> [抽出本文]

#6 支援学校の子ども達~障害のある子どもをどう捉えるか~

#4 ,5でお話しさせて頂いた通り私は新卒で保育士として働き、数年で辞めてしまった。(辞めた理由は#4,5を読んで頂けると幸いです。)

保育士を辞める話し合いをしながら、来年度からどうするかも考えだしていた。
情けない話、上司との人間関係に躓き、仕事量の多さ、子ども達の命を預かる責任の重さに耐えられなくなってしまった。
なので「違うこんな仕事をしたい!」というより「今の仕事を辞めたい…」というネガティブな感情での転職だった。

どんな仕事が良いか決める際、大学時代の複数の友人が特別支援学校で働いており、よく話を聞いていた。
支援学校の先生は高校の先生と同じくらいのお給料をもらえるのでお給料も良い、17時に自分の仕事が終わっていれば帰ることができる、1クラスの子どもの人数も少なく、手厚い教育ができるなどの良い話ばかりに惹かれた私はすぐに住んでいる都道府県の教育委員会から講師募集の資料を取り寄せ応募した。
支援学校も人手不足なようですぐに採用が決まり、私に来て欲しいという複数の支援学校から電話を頂き、1番最初に電話を頂いた学校でお世話になることとなった。

初めての支援学校での教員生活。
まず私が赴任した学校は肢体不自由の子どもが通う支援学校だった。
面接の際に肢体不自由校です、という説明は聞いていたが無知な私は松葉杖程度なのかなと思っていた。
そんな甘い考えで新学期を迎え、始めて子ども達と会うとみんな車椅子に乗っており、知的障害があり会話ができない、数名は車椅子だけでなく呼吸器をつけながら登校していた。

> [一覧]
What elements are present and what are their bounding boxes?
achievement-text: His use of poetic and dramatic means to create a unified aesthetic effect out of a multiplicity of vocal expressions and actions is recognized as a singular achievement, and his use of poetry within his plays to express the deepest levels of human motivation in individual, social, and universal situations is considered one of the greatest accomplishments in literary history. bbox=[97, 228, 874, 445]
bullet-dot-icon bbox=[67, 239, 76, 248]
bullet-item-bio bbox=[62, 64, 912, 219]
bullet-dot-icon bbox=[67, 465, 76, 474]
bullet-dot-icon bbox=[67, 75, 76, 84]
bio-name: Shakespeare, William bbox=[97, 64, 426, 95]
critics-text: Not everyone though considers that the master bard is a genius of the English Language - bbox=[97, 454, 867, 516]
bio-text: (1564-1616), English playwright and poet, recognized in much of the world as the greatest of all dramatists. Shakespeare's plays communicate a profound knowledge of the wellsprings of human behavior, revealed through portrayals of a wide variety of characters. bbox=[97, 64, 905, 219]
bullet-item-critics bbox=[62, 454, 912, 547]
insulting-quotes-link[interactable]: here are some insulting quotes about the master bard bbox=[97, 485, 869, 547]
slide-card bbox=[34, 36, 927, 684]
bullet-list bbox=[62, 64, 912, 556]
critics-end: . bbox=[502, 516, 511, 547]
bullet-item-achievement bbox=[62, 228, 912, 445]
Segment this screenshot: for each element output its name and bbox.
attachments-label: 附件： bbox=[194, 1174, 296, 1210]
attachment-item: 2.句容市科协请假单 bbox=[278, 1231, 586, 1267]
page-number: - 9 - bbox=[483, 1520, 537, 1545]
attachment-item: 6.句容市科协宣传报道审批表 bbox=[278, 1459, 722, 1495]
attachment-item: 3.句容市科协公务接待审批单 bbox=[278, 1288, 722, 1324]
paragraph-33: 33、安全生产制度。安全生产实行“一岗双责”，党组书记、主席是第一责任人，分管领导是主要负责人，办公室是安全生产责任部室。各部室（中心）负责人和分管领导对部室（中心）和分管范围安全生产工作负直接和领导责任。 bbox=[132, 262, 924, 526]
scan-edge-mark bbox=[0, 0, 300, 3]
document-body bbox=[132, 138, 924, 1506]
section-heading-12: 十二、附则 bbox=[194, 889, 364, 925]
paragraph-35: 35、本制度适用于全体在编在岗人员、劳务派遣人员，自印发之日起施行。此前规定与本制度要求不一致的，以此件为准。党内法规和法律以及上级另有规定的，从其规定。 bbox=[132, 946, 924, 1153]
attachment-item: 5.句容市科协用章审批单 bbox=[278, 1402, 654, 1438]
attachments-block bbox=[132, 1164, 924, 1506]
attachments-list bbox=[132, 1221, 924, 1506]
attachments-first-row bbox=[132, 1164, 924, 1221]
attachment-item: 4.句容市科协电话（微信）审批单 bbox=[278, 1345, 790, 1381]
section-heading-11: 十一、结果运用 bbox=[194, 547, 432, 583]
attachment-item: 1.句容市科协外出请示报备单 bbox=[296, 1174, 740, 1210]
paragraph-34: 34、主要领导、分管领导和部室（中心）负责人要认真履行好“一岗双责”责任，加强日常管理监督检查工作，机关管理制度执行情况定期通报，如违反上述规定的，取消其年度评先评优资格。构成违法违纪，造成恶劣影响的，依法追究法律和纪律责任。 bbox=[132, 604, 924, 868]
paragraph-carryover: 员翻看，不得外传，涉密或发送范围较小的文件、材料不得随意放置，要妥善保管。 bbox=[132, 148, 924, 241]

> [課題のねらい] 肢体不自由の支援学校で働き始めた体験をつづった文章を、最後の文の後から書き継ぐ。

> [解答欄]
肢体不自由の子どもの中には、気管切開し、そこにカニューレというものをつけており定期的な痰の吸引や、胃ろうや腸ろうなどからペースト食を注入する経管栄養などの医療的ケアが必要な子どもも多くいた。
教育というより、介護に近いような時間も多く、トイレの介助や歩行機の訓練などもたくさんしていた。

また、保護者との関りもとても難しかった。
今思えば当たり前だが、我が子に肢体不自由の障害があれば、他人に世話を任せるのは心配事の方が多い。
熱心な保護者は送り迎えにも同行し、私が新しい教員だと知ると、前どんな仕事をしていたが、どんな学校に行っていたかなど詳しく聞かれ、おむつ替えや食事の介助を横でずっと見ておられた。

もっとこうして欲しい、それじゃ痛いはずだなど、たくさん横で言われ続けた私は、帰り道でもその保護者の幻聴が聞こえるようになった。
ある時、それは朝起きて笑ってしまったのだが、その保護者が私の家の中に前で入ってきて私の一挙手一投足を横でずっと見ているという夢を見たこともあった。

保護者だけでなく子どもと関わるのもとても難しかった。
会話もできないし、中には発声することも体を動かすこともできない子どももおり、何を思っているか分からずどう関わって良いかわからなかった。

しかし関わっていくうちに嬉しい時とそうでない時の声の違いが分かるようになってきて、発声や体の動きがない子どもであっても視線のわずかな違いで感情を何となくわかるようになってきた。
最初は構えてしまっていたが、私も徐々に自然と関わることができるようになってきた。

医療的ケアも呼吸の音を聞き分けて痰の吸引を行えるようになった。

痰が上手く吸えると、自分のタイミングが間違っていなかったこと、なにより担当した子どもがたくさん吸えた後、にっこり笑ってくれる。
このことが子どもの役に立てたと実感できる嬉しい瞬間だった。

子どもと信頼関係ができると自然と保護者とも信頼関係ができてきた。
1番の要因は子どもが私に対して笑顔を見せるようになったからだと思う。

また、教員をしていて別で驚いたのは、肢体の支援学校で働く教員は担当する子どもに応じた生活に必要な道具を上手に手作りすることである。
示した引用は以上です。